→ Tekstfragment:
=-=-=-=-=
Campus

Fuseren, ja of nee?

Neem het woord fusie in de mond en je kunt rekenen op veel kritiek. Het college van bestuur heeft dat de afgelopen maanden aan den lijve ondervonden. Maar zijn medewerkers en studenten echt zo tegen een fusie met de universiteiten van Leiden en Rotterdam? En zo ja, welke redenen hebben ze daarvoor? Een massaal ingevulde enquête, opgesteld door Delta, geeft de bestuurders stof tot overpeinzing.


De belangrijkste vraag uit de enquête die Delta stuurde aan alle medewerkers en studenten van de TU Delft was: ben je het ermee eens dat deze universiteiten willen fuseren? Met ‘deze universiteiten’ werden uiteraard de TU Delft, de Erasmus Universiteit Rotterdam en de Universiteit Leiden bedoeld.

De uitslag laat weinig ruimte voor fusie-optimisten: in totaal is 72 procent het in meerdere of mindere mate oneens. Dat percentage is een optelsom van de antwoorden ‘helemaal niet mee eens’ (45 procent) en ‘enigszins niet mee eens’ (27 procent). Slechts 5 procent blijkt het helemaal eens te zijn, 13 procent is het er enigszins mee eens (zie grafiek vraag 2).
=-=-=-=-=
→ Materiaal:
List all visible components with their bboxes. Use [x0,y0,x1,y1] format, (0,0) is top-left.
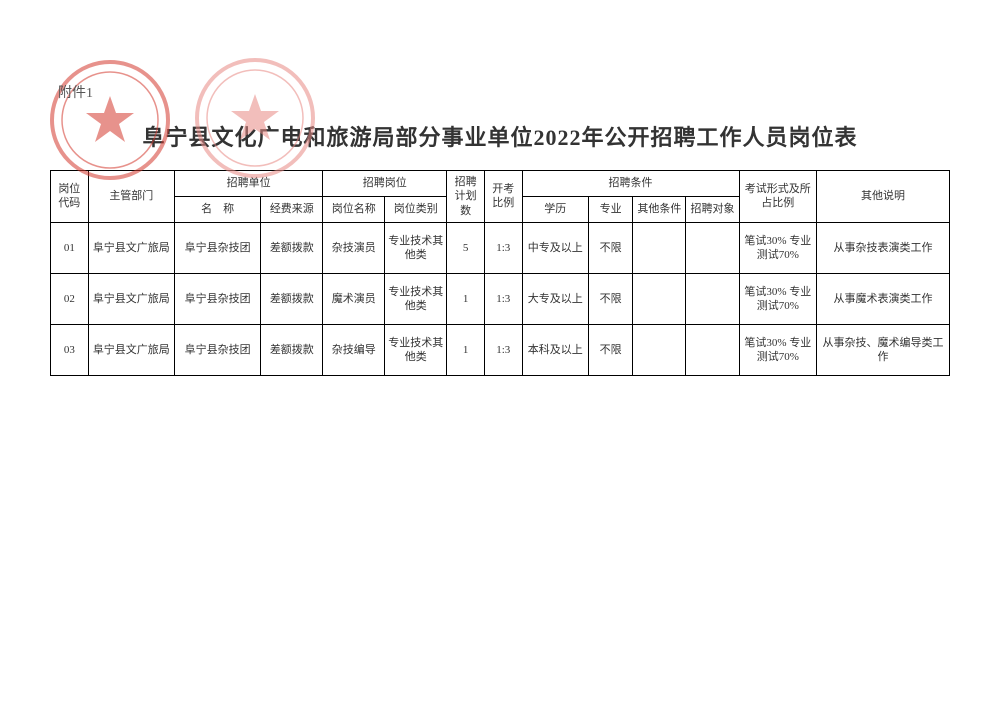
=-=-=-=-=
→ Takenlijst:
**A)** Stel voor elk van de volgende beweringen vast of ze overeenkomt met het tekstfragment over de fusie-enquête: (i) de enquête werd naar alle medewerkers en studenten van de TU Delft gestuurd; (ii) 45 procent is het enigszins niet eens met een fusie; (iii) 13 procent is het helemaal eens met een fusie. Beantwoord elke bewering met ja of nee en citeer letterlijk de woorden uit de tekst die de doorslag geven.
**B)** Geef uit het tekstfragment over de fusie-enquête het gedeelte vanaf "De belangrijkste vraag" tot en met "grafiek vraag 2)." woordelijk terug.

→ Antwoorden per taak:
**A)**
(i) Ja: "de enquête die Delta stuurde aan alle medewerkers en studenten van de TU Delft"
(ii) Nee: "‘enigszins niet mee eens’ (27 procent)"
(iii) Nee: "Slechts 5 procent blijkt het helemaal eens te zijn"

**B)**
De belangrijkste vraag uit de enquête die Delta stuurde aan alle medewerkers en studenten van de TU Delft was: ben je het ermee eens dat deze universiteiten willen fuseren? Met ‘deze universiteiten’ werden uiteraard de TU Delft, de Erasmus Universiteit Rotterdam en de Universiteit Leiden bedoeld.

De uitslag laat weinig ruimte voor fusie-optimisten: in totaal is 72 procent het in meerdere of mindere mate oneens. Dat percentage is een optelsom van de antwoorden ‘helemaal niet mee eens’ (45 procent) en ‘enigszins niet mee eens’ (27 procent). Slechts 5 procent blijkt het helemaal eens te zijn, 13 procent is het er enigszins mee eens (zie grafiek vraag 2).